READING TEXT:
┌────────
A thimble-sized sexpot, she also sang up a storm. It was only a matter of time before someone persuaded her to devise her own cabaret. Following the Callaways and then Barbara Cook in the Divas at the Donmar season was always going to be tough, but she has clocked the dangers.

First off, she opted for a ten-piece big band. More importantly, she refuses to succumb to the flagrant fakery beloved of divas the world over. When the soprano Karita Mattila sang at the Wigmore Hall, for each half she had different hair and different frocks, even different rocks on her fingers. Staunton comes on in a spangly dress that's backless, strapless and held on by a prayer, but cabaret conventions stop there.

Even the material is surprising. She kicks off with Leiber and Stoller's "Kansas City", moves through "Fever", and spends the whole evening running a mile from showtunes. The nearest you get is a sensational rendition of Cole Porter's "Love for Sale", but that's a solo for the band.
└────────
EXCERPTED RECORDS:
┌────────
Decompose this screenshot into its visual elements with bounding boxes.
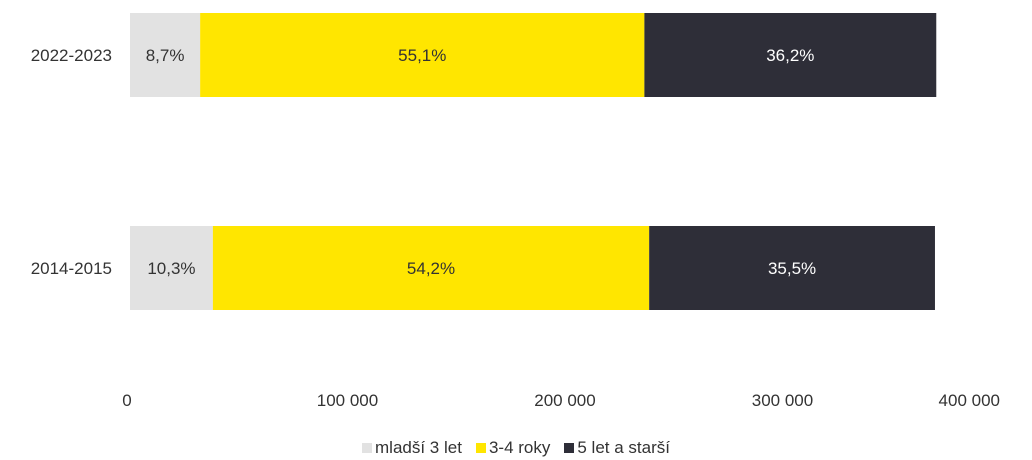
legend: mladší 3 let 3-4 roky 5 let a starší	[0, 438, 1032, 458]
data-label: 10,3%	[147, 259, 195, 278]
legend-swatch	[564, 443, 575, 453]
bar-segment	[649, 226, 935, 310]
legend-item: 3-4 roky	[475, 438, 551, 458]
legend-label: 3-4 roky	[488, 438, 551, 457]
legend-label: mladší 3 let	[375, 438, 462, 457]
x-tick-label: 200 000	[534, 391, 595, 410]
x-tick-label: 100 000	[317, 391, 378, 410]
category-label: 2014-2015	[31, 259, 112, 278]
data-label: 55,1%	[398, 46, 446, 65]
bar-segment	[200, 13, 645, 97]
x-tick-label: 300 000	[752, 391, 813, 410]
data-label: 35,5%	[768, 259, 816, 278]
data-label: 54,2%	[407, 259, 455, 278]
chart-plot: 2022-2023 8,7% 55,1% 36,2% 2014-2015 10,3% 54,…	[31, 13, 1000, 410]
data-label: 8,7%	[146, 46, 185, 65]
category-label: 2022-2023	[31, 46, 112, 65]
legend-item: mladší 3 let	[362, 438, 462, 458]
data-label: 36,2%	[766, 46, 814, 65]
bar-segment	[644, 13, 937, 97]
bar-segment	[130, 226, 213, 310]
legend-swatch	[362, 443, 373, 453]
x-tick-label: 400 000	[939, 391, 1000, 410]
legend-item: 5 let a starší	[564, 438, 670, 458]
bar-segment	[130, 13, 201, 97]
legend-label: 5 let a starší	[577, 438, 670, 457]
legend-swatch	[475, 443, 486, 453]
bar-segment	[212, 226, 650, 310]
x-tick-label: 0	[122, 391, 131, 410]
└────────
┌────────
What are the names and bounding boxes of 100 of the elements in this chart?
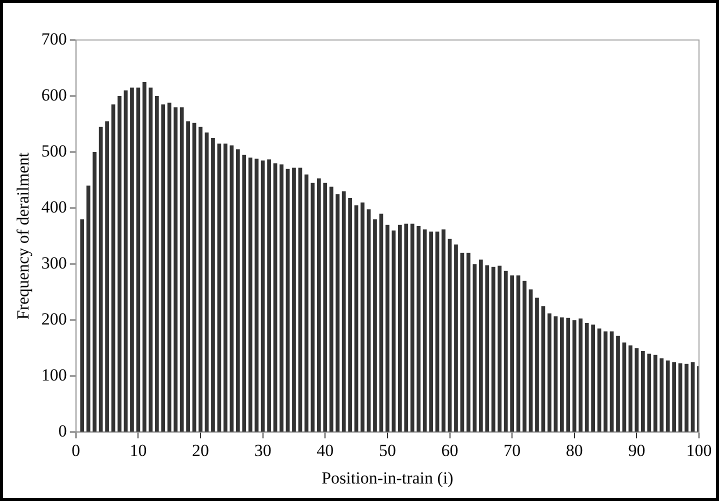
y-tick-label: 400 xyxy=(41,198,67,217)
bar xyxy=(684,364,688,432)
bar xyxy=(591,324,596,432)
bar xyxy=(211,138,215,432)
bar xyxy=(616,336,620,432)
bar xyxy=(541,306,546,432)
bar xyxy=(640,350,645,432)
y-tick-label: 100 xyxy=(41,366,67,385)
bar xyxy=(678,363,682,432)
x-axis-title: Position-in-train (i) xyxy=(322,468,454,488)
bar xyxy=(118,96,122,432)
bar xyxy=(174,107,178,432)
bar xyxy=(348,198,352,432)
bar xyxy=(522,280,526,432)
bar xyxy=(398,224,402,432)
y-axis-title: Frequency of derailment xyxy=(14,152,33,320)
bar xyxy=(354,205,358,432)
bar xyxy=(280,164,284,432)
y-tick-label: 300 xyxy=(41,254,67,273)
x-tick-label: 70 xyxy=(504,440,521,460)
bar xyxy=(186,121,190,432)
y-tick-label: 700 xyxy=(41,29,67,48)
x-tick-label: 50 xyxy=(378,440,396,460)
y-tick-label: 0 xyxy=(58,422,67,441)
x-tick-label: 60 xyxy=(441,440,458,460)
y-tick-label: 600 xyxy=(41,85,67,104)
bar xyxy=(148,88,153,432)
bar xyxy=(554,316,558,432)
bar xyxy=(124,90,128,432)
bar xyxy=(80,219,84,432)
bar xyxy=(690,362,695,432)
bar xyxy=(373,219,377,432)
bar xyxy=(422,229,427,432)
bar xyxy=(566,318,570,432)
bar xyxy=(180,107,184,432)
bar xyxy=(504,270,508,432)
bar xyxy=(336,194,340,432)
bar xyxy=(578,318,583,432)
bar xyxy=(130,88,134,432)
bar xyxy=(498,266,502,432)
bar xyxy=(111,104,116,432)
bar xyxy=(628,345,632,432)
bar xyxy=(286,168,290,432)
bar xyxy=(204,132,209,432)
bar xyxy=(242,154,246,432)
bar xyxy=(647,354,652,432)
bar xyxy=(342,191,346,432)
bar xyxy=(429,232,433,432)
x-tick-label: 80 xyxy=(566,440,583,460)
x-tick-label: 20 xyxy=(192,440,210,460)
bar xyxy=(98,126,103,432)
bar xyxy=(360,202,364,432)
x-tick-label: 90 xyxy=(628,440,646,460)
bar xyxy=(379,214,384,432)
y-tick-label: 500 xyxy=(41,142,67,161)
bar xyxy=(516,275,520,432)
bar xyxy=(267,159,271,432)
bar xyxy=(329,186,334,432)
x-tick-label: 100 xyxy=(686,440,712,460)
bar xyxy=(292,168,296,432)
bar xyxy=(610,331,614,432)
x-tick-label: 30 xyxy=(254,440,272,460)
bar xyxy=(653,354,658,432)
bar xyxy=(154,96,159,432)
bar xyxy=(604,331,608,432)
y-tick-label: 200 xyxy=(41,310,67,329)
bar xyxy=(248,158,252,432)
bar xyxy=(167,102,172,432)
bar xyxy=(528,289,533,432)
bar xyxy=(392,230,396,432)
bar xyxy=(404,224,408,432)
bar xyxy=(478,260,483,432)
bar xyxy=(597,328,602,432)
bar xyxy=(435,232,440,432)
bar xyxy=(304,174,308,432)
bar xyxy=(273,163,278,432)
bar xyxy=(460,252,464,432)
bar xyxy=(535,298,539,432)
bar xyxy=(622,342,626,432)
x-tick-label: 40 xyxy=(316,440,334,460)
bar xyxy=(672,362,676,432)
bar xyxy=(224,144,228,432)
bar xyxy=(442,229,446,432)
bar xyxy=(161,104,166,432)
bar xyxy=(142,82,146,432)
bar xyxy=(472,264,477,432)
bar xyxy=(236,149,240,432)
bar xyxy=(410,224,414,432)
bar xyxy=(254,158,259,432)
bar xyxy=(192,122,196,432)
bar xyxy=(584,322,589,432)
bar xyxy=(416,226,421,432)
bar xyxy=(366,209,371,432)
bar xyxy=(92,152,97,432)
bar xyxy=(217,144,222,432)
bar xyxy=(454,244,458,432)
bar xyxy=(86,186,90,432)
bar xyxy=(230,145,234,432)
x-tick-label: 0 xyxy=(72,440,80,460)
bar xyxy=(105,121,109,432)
└────────
┌────────
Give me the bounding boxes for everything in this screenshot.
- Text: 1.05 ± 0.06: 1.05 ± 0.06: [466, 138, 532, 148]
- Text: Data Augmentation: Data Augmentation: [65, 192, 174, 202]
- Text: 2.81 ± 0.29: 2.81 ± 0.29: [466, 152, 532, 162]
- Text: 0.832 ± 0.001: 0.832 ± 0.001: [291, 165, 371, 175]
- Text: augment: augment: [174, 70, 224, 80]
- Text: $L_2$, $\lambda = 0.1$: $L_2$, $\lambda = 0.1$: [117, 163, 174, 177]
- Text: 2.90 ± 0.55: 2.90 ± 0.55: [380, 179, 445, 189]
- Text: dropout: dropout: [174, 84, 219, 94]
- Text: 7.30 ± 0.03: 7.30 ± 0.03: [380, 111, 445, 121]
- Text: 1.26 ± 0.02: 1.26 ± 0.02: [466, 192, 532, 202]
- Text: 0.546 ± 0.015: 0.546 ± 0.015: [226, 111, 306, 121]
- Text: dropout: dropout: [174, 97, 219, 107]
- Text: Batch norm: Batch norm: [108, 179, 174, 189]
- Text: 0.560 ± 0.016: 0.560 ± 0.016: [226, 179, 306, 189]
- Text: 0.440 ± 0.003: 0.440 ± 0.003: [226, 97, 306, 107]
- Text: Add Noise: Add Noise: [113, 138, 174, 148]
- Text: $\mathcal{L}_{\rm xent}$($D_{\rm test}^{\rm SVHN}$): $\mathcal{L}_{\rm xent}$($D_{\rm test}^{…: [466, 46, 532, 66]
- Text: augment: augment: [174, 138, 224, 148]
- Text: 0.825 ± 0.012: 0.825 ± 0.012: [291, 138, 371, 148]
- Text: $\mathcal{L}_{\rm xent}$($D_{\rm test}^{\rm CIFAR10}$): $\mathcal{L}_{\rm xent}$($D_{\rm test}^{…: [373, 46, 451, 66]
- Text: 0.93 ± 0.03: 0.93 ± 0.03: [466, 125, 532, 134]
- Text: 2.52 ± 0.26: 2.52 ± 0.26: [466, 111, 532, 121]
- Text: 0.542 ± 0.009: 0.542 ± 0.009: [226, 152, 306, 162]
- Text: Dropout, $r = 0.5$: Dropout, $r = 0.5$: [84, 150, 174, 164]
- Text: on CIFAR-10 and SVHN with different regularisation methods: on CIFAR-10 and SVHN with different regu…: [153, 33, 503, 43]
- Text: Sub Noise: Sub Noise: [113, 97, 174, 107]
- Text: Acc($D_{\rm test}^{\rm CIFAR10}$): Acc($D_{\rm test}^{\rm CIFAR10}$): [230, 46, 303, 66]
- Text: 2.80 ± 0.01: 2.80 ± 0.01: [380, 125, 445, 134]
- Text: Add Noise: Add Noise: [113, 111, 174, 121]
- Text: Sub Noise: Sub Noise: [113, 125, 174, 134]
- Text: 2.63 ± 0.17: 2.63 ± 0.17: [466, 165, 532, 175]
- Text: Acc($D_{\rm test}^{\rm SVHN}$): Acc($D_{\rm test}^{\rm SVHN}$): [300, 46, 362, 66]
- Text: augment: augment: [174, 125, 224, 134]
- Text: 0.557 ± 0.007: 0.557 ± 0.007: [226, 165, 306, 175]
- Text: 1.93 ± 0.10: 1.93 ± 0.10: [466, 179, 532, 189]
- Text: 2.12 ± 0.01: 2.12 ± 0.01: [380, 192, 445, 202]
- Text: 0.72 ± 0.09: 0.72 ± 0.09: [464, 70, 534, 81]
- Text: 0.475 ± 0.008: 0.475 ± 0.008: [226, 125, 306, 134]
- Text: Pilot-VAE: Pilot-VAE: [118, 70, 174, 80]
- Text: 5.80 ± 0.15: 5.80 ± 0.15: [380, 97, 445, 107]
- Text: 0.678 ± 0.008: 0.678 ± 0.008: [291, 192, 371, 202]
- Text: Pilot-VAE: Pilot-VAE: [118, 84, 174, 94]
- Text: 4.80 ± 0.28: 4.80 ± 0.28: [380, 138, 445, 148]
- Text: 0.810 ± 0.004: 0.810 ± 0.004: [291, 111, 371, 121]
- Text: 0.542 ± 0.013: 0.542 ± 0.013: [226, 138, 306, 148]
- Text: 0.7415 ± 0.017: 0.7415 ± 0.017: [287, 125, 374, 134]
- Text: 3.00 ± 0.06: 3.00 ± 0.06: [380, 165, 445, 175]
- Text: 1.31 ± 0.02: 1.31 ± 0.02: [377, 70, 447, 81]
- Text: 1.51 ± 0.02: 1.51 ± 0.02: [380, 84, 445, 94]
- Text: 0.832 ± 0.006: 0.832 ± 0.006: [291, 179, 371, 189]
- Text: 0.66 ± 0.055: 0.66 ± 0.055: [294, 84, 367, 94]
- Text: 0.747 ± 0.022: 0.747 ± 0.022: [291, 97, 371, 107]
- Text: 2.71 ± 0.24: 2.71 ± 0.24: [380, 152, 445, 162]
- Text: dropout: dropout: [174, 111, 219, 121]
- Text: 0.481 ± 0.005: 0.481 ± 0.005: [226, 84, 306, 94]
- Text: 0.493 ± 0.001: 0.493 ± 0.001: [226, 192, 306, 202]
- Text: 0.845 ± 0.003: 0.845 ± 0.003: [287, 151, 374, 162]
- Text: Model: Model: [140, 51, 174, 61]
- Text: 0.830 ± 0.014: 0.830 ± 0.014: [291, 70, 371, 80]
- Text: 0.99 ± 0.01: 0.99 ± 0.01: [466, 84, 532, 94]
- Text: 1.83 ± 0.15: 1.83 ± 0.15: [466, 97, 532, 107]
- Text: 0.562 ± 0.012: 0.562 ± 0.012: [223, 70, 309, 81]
└────────
WHAT TO WORK ON:
• A. According to the cabaret review, what kind of band did Staunton choose for her show?
• B. Carry on the cabaret review from its last sentence.

ANSWERS FOR THIS EXERCISE:
• A. A ten-piece big band.

• B.
The brass, woodwind, keyboard and rhythm section arrangements by the trombonist Nick Lloyd are breathtaking. Hearing Lennon and McCartney's sweet but forgettable "I Won't Live in a World Without Love", filled with cross-rhythms and scurrying scales for twin saxes, makes you think you're listening to a masterpiece.

Then he takes a real masterpiece like Duke Ellington's "Mood Indigo", slips in a delirious 6/8 middle section and makes you gasp.